__What you should do__.
Please find every line in the records below that contains the word "amendment", and copy it.

══ Material provided ══

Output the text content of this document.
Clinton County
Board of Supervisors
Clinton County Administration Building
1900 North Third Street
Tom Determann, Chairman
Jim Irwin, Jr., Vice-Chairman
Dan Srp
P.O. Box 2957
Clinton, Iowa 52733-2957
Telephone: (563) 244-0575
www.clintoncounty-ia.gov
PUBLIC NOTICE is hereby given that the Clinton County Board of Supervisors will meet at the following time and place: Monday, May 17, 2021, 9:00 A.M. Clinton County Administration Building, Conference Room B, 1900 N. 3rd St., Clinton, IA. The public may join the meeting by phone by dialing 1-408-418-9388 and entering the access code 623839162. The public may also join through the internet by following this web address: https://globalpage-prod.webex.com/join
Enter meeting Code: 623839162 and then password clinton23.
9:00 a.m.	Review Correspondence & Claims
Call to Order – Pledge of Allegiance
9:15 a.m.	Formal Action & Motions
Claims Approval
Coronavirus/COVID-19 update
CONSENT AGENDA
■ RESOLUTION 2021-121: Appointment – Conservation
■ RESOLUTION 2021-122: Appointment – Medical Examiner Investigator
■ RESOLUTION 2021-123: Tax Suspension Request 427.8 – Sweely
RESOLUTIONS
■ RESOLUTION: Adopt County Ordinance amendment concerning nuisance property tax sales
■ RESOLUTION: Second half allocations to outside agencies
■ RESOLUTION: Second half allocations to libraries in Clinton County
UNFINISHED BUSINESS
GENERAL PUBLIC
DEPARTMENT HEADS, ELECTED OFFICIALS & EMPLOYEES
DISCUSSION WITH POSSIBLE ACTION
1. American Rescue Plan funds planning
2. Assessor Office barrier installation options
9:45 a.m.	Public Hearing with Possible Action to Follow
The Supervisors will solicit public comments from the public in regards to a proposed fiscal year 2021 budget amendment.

═══

__Expected answer__.
■ RESOLUTION: Adopt County Ordinance amendment concerning nuisance property tax sales
The Supervisors will solicit public comments from the public in regards to a proposed fiscal year 2021 budget amendment.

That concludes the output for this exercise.